WHAT THE EXERCISE ASKS →
Send back the entries below exactly as they appear.

RECORD EXCERPTS →
___
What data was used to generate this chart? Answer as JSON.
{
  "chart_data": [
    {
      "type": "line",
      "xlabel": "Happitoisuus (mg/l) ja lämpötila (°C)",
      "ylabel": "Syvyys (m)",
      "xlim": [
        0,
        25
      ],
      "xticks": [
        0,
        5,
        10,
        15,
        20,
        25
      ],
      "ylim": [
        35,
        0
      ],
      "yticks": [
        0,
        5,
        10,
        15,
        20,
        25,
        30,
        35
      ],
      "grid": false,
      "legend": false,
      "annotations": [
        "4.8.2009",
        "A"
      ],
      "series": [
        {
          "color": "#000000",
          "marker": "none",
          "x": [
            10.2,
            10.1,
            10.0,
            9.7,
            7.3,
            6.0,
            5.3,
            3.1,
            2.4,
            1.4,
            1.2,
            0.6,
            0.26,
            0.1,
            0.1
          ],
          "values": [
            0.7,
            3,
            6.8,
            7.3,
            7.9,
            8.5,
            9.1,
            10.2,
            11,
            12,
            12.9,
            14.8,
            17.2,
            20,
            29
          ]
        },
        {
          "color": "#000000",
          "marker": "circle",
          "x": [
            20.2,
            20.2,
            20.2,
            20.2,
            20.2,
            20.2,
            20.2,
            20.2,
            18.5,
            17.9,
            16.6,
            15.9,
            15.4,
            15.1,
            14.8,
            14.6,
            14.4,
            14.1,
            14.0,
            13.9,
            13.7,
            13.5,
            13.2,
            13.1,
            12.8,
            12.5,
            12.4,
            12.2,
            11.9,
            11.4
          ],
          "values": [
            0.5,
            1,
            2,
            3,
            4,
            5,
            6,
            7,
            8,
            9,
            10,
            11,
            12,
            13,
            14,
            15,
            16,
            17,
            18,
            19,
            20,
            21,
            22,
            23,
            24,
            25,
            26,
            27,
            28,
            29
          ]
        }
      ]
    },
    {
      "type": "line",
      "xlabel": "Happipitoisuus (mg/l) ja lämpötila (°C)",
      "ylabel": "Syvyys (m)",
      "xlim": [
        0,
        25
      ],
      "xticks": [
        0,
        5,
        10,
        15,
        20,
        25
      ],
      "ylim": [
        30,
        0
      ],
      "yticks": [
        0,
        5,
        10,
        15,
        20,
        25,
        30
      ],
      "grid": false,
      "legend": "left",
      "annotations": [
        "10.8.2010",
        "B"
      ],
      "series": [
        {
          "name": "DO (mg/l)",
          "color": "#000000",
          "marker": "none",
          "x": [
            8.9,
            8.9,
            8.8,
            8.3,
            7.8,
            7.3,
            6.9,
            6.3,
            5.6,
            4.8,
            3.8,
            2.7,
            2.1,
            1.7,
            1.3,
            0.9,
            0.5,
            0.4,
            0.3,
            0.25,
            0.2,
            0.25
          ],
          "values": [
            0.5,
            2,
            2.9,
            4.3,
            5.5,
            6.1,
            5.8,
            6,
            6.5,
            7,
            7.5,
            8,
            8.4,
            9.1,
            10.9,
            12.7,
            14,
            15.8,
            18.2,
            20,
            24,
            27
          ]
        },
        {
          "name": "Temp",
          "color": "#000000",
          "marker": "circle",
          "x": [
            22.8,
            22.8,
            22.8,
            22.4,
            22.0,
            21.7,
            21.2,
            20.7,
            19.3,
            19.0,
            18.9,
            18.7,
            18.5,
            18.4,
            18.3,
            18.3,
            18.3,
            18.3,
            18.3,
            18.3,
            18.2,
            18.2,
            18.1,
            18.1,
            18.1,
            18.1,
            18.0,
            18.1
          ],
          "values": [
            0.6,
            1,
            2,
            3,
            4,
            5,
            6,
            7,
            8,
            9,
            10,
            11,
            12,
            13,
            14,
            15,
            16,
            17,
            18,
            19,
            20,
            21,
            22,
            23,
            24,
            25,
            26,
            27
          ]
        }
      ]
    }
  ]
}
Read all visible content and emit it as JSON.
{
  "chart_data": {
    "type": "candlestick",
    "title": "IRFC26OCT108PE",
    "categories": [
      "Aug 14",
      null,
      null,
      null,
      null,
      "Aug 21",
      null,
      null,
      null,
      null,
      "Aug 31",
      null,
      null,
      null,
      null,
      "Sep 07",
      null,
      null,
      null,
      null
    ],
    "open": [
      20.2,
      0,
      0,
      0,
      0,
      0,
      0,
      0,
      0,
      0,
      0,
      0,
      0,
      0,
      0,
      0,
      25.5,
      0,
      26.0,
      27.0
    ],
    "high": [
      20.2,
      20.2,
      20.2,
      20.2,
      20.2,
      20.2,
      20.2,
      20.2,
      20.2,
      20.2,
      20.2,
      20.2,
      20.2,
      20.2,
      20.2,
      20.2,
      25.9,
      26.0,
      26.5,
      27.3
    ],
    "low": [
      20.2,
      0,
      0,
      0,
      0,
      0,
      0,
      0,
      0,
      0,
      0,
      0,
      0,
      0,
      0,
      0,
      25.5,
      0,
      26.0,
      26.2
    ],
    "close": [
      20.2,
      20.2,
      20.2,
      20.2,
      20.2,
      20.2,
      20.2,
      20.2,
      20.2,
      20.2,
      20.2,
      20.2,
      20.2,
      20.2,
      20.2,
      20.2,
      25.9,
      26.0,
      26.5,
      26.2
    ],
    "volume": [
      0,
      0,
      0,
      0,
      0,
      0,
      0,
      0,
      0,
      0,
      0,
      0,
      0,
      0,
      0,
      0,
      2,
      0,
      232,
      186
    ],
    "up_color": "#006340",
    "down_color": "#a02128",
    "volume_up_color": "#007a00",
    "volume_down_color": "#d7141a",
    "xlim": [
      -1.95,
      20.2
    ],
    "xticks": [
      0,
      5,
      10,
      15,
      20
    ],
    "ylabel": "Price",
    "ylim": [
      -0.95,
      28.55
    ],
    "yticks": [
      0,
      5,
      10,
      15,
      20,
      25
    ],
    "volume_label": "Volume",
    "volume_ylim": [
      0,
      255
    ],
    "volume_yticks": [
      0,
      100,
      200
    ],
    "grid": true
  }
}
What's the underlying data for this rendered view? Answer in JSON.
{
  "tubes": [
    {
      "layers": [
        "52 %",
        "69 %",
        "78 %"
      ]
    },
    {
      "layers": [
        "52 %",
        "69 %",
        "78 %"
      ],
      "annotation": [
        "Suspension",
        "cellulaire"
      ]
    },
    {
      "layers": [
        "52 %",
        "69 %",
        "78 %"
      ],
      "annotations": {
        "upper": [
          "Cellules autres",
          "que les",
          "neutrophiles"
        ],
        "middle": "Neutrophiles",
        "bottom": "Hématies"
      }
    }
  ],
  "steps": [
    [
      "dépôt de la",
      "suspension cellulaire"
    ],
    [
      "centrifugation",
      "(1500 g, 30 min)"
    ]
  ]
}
___
FULL RESPONSE →
What data was used to generate this chart? Answer as JSON.
{
  "chart_data": [
    {
      "type": "line",
      "xlabel": "Happitoisuus (mg/l) ja lämpötila (°C)",
      "ylabel": "Syvyys (m)",
      "xlim": [
        0,
        25
      ],
      "xticks": [
        0,
        5,
        10,
        15,
        20,
        25
      ],
      "ylim": [
        35,
        0
      ],
      "yticks": [
        0,
        5,
        10,
        15,
        20,
        25,
        30,
        35
      ],
      "grid": false,
      "legend": false,
      "annotations": [
        "4.8.2009",
        "A"
      ],
      "series": [
        {
          "color": "#000000",
          "marker": "none",
          "x": [
            10.2,
            10.1,
            10.0,
            9.7,
            7.3,
            6.0,
            5.3,
            3.1,
            2.4,
            1.4,
            1.2,
            0.6,
            0.26,
            0.1,
            0.1
          ],
          "values": [
            0.7,
            3,
            6.8,
            7.3,
            7.9,
            8.5,
            9.1,
            10.2,
            11,
            12,
            12.9,
            14.8,
            17.2,
            20,
            29
          ]
        },
        {
          "color": "#000000",
          "marker": "circle",
          "x": [
            20.2,
            20.2,
            20.2,
            20.2,
            20.2,
            20.2,
            20.2,
            20.2,
            18.5,
            17.9,
            16.6,
            15.9,
            15.4,
            15.1,
            14.8,
            14.6,
            14.4,
            14.1,
            14.0,
            13.9,
            13.7,
            13.5,
            13.2,
            13.1,
            12.8,
            12.5,
            12.4,
            12.2,
            11.9,
            11.4
          ],
          "values": [
            0.5,
            1,
            2,
            3,
            4,
            5,
            6,
            7,
            8,
            9,
            10,
            11,
            12,
            13,
            14,
            15,
            16,
            17,
            18,
            19,
            20,
            21,
            22,
            23,
            24,
            25,
            26,
            27,
            28,
            29
          ]
        }
      ]
    },
    {
      "type": "line",
      "xlabel": "Happipitoisuus (mg/l) ja lämpötila (°C)",
      "ylabel": "Syvyys (m)",
      "xlim": [
        0,
        25
      ],
      "xticks": [
        0,
        5,
        10,
        15,
        20,
        25
      ],
      "ylim": [
        30,
        0
      ],
      "yticks": [
        0,
        5,
        10,
        15,
        20,
        25,
        30
      ],
      "grid": false,
      "legend": "left",
      "annotations": [
        "10.8.2010",
        "B"
      ],
      "series": [
        {
          "name": "DO (mg/l)",
          "color": "#000000",
          "marker": "none",
          "x": [
            8.9,
            8.9,
            8.8,
            8.3,
            7.8,
            7.3,
            6.9,
            6.3,
            5.6,
            4.8,
            3.8,
            2.7,
            2.1,
            1.7,
            1.3,
            0.9,
            0.5,
            0.4,
            0.3,
            0.25,
            0.2,
            0.25
          ],
          "values": [
            0.5,
            2,
            2.9,
            4.3,
            5.5,
            6.1,
            5.8,
            6,
            6.5,
            7,
            7.5,
            8,
            8.4,
            9.1,
            10.9,
            12.7,
            14,
            15.8,
            18.2,
            20,
            24,
            27
          ]
        },
        {
          "name": "Temp",
          "color": "#000000",
          "marker": "circle",
          "x": [
            22.8,
            22.8,
            22.8,
            22.4,
            22.0,
            21.7,
            21.2,
            20.7,
            19.3,
            19.0,
            18.9,
            18.7,
            18.5,
            18.4,
            18.3,
            18.3,
            18.3,
            18.3,
            18.3,
            18.3,
            18.2,
            18.2,
            18.1,
            18.1,
            18.1,
            18.1,
            18.0,
            18.1
          ],
          "values": [
            0.6,
            1,
            2,
            3,
            4,
            5,
            6,
            7,
            8,
            9,
            10,
            11,
            12,
            13,
            14,
            15,
            16,
            17,
            18,
            19,
            20,
            21,
            22,
            23,
            24,
            25,
            26,
            27
          ]
        }
      ]
    }
  ]
}
Read all visible content and emit it as JSON.
{
  "chart_data": {
    "type": "candlestick",
    "title": "IRFC26OCT108PE",
    "categories": [
      "Aug 14",
      null,
      null,
      null,
      null,
      "Aug 21",
      null,
      null,
      null,
      null,
      "Aug 31",
      null,
      null,
      null,
      null,
      "Sep 07",
      null,
      null,
      null,
      null
    ],
    "open": [
      20.2,
      0,
      0,
      0,
      0,
      0,
      0,
      0,
      0,
      0,
      0,
      0,
      0,
      0,
      0,
      0,
      25.5,
      0,
      26.0,
      27.0
    ],
    "high": [
      20.2,
      20.2,
      20.2,
      20.2,
      20.2,
      20.2,
      20.2,
      20.2,
      20.2,
      20.2,
      20.2,
      20.2,
      20.2,
      20.2,
      20.2,
      20.2,
      25.9,
      26.0,
      26.5,
      27.3
    ],
    "low": [
      20.2,
      0,
      0,
      0,
      0,
      0,
      0,
      0,
      0,
      0,
      0,
      0,
      0,
      0,
      0,
      0,
      25.5,
      0,
      26.0,
      26.2
    ],
    "close": [
      20.2,
      20.2,
      20.2,
      20.2,
      20.2,
      20.2,
      20.2,
      20.2,
      20.2,
      20.2,
      20.2,
      20.2,
      20.2,
      20.2,
      20.2,
      20.2,
      25.9,
      26.0,
      26.5,
      26.2
    ],
    "volume": [
      0,
      0,
      0,
      0,
      0,
      0,
      0,
      0,
      0,
      0,
      0,
      0,
      0,
      0,
      0,
      0,
      2,
      0,
      232,
      186
    ],
    "up_color": "#006340",
    "down_color": "#a02128",
    "volume_up_color": "#007a00",
    "volume_down_color": "#d7141a",
    "xlim": [
      -1.95,
      20.2
    ],
    "xticks": [
      0,
      5,
      10,
      15,
      20
    ],
    "ylabel": "Price",
    "ylim": [
      -0.95,
      28.55
    ],
    "yticks": [
      0,
      5,
      10,
      15,
      20,
      25
    ],
    "volume_label": "Volume",
    "volume_ylim": [
      0,
      255
    ],
    "volume_yticks": [
      0,
      100,
      200
    ],
    "grid": true
  }
}
What's the underlying data for this rendered view? Answer in JSON.
{
  "tubes": [
    {
      "layers": [
        "52 %",
        "69 %",
        "78 %"
      ]
    },
    {
      "layers": [
        "52 %",
        "69 %",
        "78 %"
      ],
      "annotation": [
        "Suspension",
        "cellulaire"
      ]
    },
    {
      "layers": [
        "52 %",
        "69 %",
        "78 %"
      ],
      "annotations": {
        "upper": [
          "Cellules autres",
          "que les",
          "neutrophiles"
        ],
        "middle": "Neutrophiles",
        "bottom": "Hématies"
      }
    }
  ],
  "steps": [
    [
      "dépôt de la",
      "suspension cellulaire"
    ],
    [
      "centrifugation",
      "(1500 g, 30 min)"
    ]
  ]
}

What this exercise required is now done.